What is required:
Search the records for "frac". Copy every line where it appears.

Listed records:
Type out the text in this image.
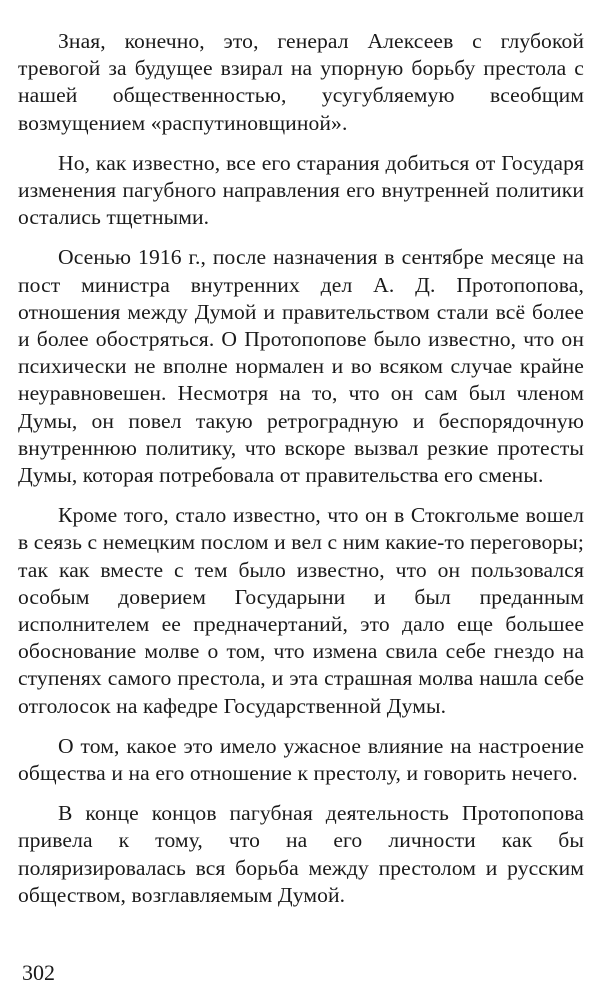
Зная, конечно, это, генерал Алексеев с глубокой тревогой за будущее взирал на упорную борьбу престола с нашей общественностью, усугубляемую всеобщим возмущением «распутиновщиной».

Но, как известно, все его старания добиться от Государя изменения пагубного направления его внутренней политики остались тщетными.

Осенью 1916 г., после назначения в сентябре месяце на пост министра внутренних дел А. Д. Протопопова, отношения между Думой и правительством стали всё более и более обостряться. О Протопопове было известно, что он психически не вполне нормален и во всяком случае крайне неуравновешен. Несмотря на то, что он сам был членом Думы, он повел такую ретроградную и беспорядочную внутреннюю политику, что вскоре вызвал резкие протесты Думы, которая потребовала от правительства его смены.

Кроме того, стало известно, что он в Стокгольме вошел в сеязь с немецким послом и вел с ним какие-то переговоры; так как вместе с тем было известно, что он пользовался особым доверием Государыни и был преданным исполнителем ее предначертаний, это дало еще большее обоснование молве о том, что измена свила себе гнездо на ступенях самого престола, и эта страшная молва нашла себе отголосок на кафедре Государственной Думы.

О том, какое это имело ужасное влияние на настроение общества и на его отношение к престолу, и говорить нечего.

В конце концов пагубная деятельность Протопопова привела к тому, что на его личности как бы поляризировалась вся борьба между престолом и русским обществом, возглавляемым Думой.

302
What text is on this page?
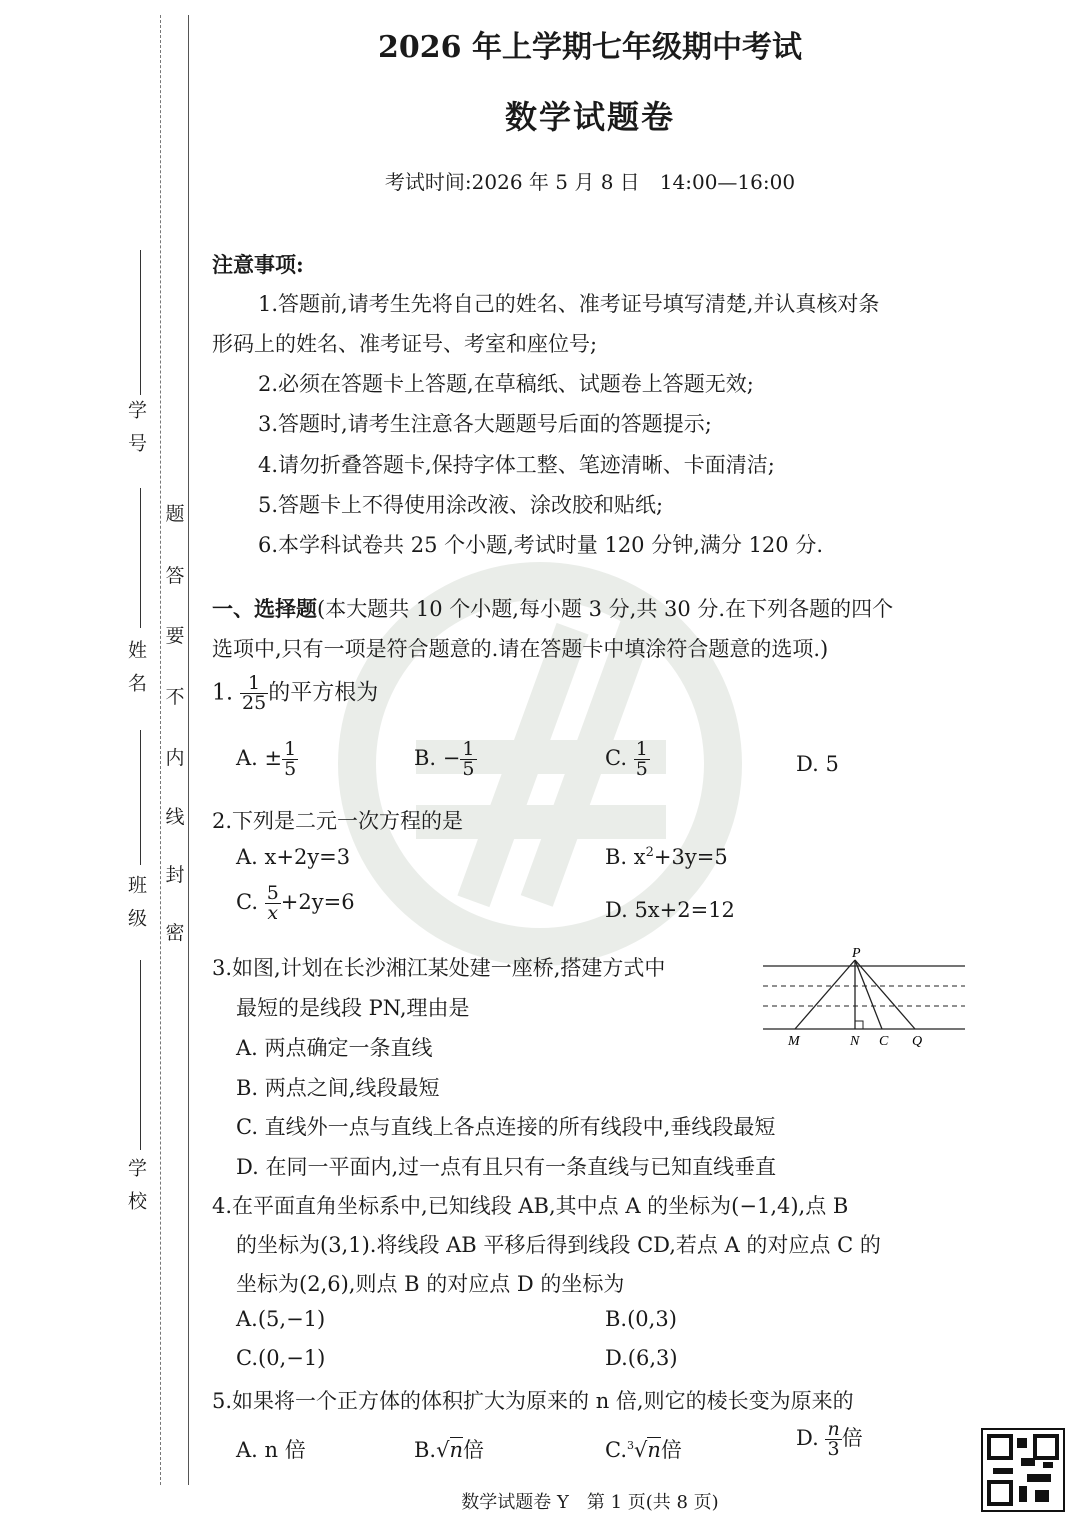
学号
姓名
班级
学校
题
答
要
不
内
线
封
密
2026 年上学期七年级期中考试
数学试题卷
考试时间:2026 年 5 月 8 日　14:00—16:00
注意事项:
1.答题前,请考生先将自己的姓名、准考证号填写清楚,并认真核对条
形码上的姓名、准考证号、考室和座位号;
2.必须在答题卡上答题,在草稿纸、试题卷上答题无效;
3.答题时,请考生注意各大题题号后面的答题提示;
4.请勿折叠答题卡,保持字体工整、笔迹清晰、卡面清洁;
5.答题卡上不得使用涂改液、涂改胶和贴纸;
6.本学科试卷共 25 个小题,考试时量 120 分钟,满分 120 分.
一、选择题(本大题共 10 个小题,每小题 3 分,共 30 分.在下列各题的四个
选项中,只有一项是符合题意的.请在答题卡中填涂符合题意的选项.)
1. $\frac{1}{25}$ 的平方根为
A. ± $\frac{1}{5}$	B. − $\frac{1}{5}$	C. $\frac{1}{5}$	D. 5
2.下列是二元一次方程的是
A. x+2y=3	B. $x^2+3y=5$
C. $\frac{5}{x} +2y=6$	D. 5x+2=12
3.如图,计划在长沙湘江某处建一座桥,搭建方式中
最短的是线段 PN,理由是
A. 两点确定一条直线
B. 两点之间,线段最短
C. 直线外一点与直线上各点连接的所有线段中,垂线段最短
D. 在同一平面内,过一点有且只有一条直线与已知直线垂直
P
M	N C Q
4.在平面直角坐标系中,已知线段 AB,其中点 A 的坐标为(−1,4),点 B
的坐标为(3,1).将线段 AB 平移后得到线段 CD,若点 A 的对应点 C 的
坐标为(2,6),则点 B 的对应点 D 的坐标为
A.(5,−1)	B.(0,3)
C.(0,−1)	D.(6,3)
5.如果将一个正方体的体积扩大为原来的 n 倍,则它的棱长变为原来的
A. n 倍	B.√n倍	C.$^3$√n倍	D. $\frac{n}{3}$ 倍
数学试题卷 Y　第 1 页(共 8 页)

The completed task:
1. $\frac{1}{25}$ 的平方根为
A. ± $\frac{1}{5}$	B. − $\frac{1}{5}$	C. $\frac{1}{5}$	D. 5
C. $\frac{5}{x} +2y=6$	D. 5x+2=12
A. n 倍	B.√n倍	C.$^3$√n倍	D. $\frac{n}{3}$ 倍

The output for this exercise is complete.